INSTRUCTION
Would you copy out the whole listing exactly as given?

Collected data:
- - - - -
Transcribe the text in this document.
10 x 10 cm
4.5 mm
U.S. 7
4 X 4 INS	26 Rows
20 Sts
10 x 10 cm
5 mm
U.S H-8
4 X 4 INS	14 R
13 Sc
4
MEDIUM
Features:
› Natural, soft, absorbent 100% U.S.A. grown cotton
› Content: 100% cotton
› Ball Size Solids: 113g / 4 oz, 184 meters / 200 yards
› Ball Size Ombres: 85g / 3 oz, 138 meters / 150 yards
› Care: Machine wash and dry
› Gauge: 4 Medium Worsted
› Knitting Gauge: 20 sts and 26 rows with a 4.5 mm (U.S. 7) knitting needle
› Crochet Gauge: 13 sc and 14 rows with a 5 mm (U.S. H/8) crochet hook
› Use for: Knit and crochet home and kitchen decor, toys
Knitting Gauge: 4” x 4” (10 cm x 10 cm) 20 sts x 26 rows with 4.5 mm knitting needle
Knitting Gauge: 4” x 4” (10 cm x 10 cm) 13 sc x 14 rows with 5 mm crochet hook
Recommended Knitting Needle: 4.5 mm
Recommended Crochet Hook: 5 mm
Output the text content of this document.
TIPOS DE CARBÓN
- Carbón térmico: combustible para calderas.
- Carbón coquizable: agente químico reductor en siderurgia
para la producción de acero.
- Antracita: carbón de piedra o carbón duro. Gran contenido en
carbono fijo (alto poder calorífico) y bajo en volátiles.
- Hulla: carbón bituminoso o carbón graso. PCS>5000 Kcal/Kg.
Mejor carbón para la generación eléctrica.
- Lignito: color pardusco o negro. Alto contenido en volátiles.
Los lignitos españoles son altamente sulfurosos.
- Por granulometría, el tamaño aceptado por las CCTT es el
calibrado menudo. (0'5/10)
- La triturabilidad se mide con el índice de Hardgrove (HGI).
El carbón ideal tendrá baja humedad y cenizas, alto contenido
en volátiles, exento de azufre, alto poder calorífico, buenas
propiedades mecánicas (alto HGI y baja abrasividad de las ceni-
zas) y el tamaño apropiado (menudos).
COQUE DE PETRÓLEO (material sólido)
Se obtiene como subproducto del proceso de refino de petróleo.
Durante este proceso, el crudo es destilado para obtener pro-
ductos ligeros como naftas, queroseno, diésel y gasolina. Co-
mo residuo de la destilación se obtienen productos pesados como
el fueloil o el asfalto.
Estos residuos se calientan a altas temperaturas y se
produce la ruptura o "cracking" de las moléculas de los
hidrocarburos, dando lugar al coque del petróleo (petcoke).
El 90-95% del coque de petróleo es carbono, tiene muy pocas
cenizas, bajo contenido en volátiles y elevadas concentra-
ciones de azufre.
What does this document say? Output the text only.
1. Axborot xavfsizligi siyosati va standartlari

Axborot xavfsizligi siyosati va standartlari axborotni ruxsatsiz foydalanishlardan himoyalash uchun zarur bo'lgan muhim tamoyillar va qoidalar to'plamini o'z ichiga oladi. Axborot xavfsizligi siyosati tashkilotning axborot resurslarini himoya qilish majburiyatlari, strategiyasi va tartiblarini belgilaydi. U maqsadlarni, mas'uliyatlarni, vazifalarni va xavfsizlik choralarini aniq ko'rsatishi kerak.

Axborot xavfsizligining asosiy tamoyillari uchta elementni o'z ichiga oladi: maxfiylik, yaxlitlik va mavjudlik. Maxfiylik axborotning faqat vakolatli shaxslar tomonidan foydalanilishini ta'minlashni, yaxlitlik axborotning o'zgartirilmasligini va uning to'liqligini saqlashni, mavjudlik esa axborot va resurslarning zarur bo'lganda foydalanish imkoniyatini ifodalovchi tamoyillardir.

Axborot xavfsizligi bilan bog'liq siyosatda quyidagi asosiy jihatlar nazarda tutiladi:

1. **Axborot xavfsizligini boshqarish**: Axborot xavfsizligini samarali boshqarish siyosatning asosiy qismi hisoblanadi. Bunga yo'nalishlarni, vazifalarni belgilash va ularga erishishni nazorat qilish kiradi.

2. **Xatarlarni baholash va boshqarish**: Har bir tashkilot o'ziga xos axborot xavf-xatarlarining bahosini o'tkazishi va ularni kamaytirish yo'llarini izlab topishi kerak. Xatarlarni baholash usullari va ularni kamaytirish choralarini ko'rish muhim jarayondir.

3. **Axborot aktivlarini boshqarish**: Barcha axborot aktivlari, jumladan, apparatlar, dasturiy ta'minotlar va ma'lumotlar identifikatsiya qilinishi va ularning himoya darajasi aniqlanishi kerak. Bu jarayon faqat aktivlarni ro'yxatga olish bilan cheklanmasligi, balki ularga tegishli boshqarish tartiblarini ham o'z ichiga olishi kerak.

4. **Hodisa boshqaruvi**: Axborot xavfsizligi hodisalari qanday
- - - - -
WRITTEN REPLY
Transcribe the text in this document.
10 x 10 cm
4.5 mm
U.S. 7
4 X 4 INS	26 Rows
20 Sts
10 x 10 cm
5 mm
U.S H-8
4 X 4 INS	14 R
13 Sc
4
MEDIUM
Features:
› Natural, soft, absorbent 100% U.S.A. grown cotton
› Content: 100% cotton
› Ball Size Solids: 113g / 4 oz, 184 meters / 200 yards
› Ball Size Ombres: 85g / 3 oz, 138 meters / 150 yards
› Care: Machine wash and dry
› Gauge: 4 Medium Worsted
› Knitting Gauge: 20 sts and 26 rows with a 4.5 mm (U.S. 7) knitting needle
› Crochet Gauge: 13 sc and 14 rows with a 5 mm (U.S. H/8) crochet hook
› Use for: Knit and crochet home and kitchen decor, toys
Knitting Gauge: 4” x 4” (10 cm x 10 cm) 20 sts x 26 rows with 4.5 mm knitting needle
Knitting Gauge: 4” x 4” (10 cm x 10 cm) 13 sc x 14 rows with 5 mm crochet hook
Recommended Knitting Needle: 4.5 mm
Recommended Crochet Hook: 5 mm
Output the text content of this document.
TIPOS DE CARBÓN
- Carbón térmico: combustible para calderas.
- Carbón coquizable: agente químico reductor en siderurgia
para la producción de acero.
- Antracita: carbón de piedra o carbón duro. Gran contenido en
carbono fijo (alto poder calorífico) y bajo en volátiles.
- Hulla: carbón bituminoso o carbón graso. PCS>5000 Kcal/Kg.
Mejor carbón para la generación eléctrica.
- Lignito: color pardusco o negro. Alto contenido en volátiles.
Los lignitos españoles son altamente sulfurosos.
- Por granulometría, el tamaño aceptado por las CCTT es el
calibrado menudo. (0'5/10)
- La triturabilidad se mide con el índice de Hardgrove (HGI).
El carbón ideal tendrá baja humedad y cenizas, alto contenido
en volátiles, exento de azufre, alto poder calorífico, buenas
propiedades mecánicas (alto HGI y baja abrasividad de las ceni-
zas) y el tamaño apropiado (menudos).
COQUE DE PETRÓLEO (material sólido)
Se obtiene como subproducto del proceso de refino de petróleo.
Durante este proceso, el crudo es destilado para obtener pro-
ductos ligeros como naftas, queroseno, diésel y gasolina. Co-
mo residuo de la destilación se obtienen productos pesados como
el fueloil o el asfalto.
Estos residuos se calientan a altas temperaturas y se
produce la ruptura o "cracking" de las moléculas de los
hidrocarburos, dando lugar al coque del petróleo (petcoke).
El 90-95% del coque de petróleo es carbono, tiene muy pocas
cenizas, bajo contenido en volátiles y elevadas concentra-
ciones de azufre.
What does this document say? Output the text only.
1. Axborot xavfsizligi siyosati va standartlari

Axborot xavfsizligi siyosati va standartlari axborotni ruxsatsiz foydalanishlardan himoyalash uchun zarur bo'lgan muhim tamoyillar va qoidalar to'plamini o'z ichiga oladi. Axborot xavfsizligi siyosati tashkilotning axborot resurslarini himoya qilish majburiyatlari, strategiyasi va tartiblarini belgilaydi. U maqsadlarni, mas'uliyatlarni, vazifalarni va xavfsizlik choralarini aniq ko'rsatishi kerak.

Axborot xavfsizligining asosiy tamoyillari uchta elementni o'z ichiga oladi: maxfiylik, yaxlitlik va mavjudlik. Maxfiylik axborotning faqat vakolatli shaxslar tomonidan foydalanilishini ta'minlashni, yaxlitlik axborotning o'zgartirilmasligini va uning to'liqligini saqlashni, mavjudlik esa axborot va resurslarning zarur bo'lganda foydalanish imkoniyatini ifodalovchi tamoyillardir.

Axborot xavfsizligi bilan bog'liq siyosatda quyidagi asosiy jihatlar nazarda tutiladi:

1. **Axborot xavfsizligini boshqarish**: Axborot xavfsizligini samarali boshqarish siyosatning asosiy qismi hisoblanadi. Bunga yo'nalishlarni, vazifalarni belgilash va ularga erishishni nazorat qilish kiradi.

2. **Xatarlarni baholash va boshqarish**: Har bir tashkilot o'ziga xos axborot xavf-xatarlarining bahosini o'tkazishi va ularni kamaytirish yo'llarini izlab topishi kerak. Xatarlarni baholash usullari va ularni kamaytirish choralarini ko'rish muhim jarayondir.

3. **Axborot aktivlarini boshqarish**: Barcha axborot aktivlari, jumladan, apparatlar, dasturiy ta'minotlar va ma'lumotlar identifikatsiya qilinishi va ularning himoya darajasi aniqlanishi kerak. Bu jarayon faqat aktivlarni ro'yxatga olish bilan cheklanmasligi, balki ularga tegishli boshqarish tartiblarini ham o'z ichiga olishi kerak.

4. **Hodisa boshqaruvi**: Axborot xavfsizligi hodisalari qanday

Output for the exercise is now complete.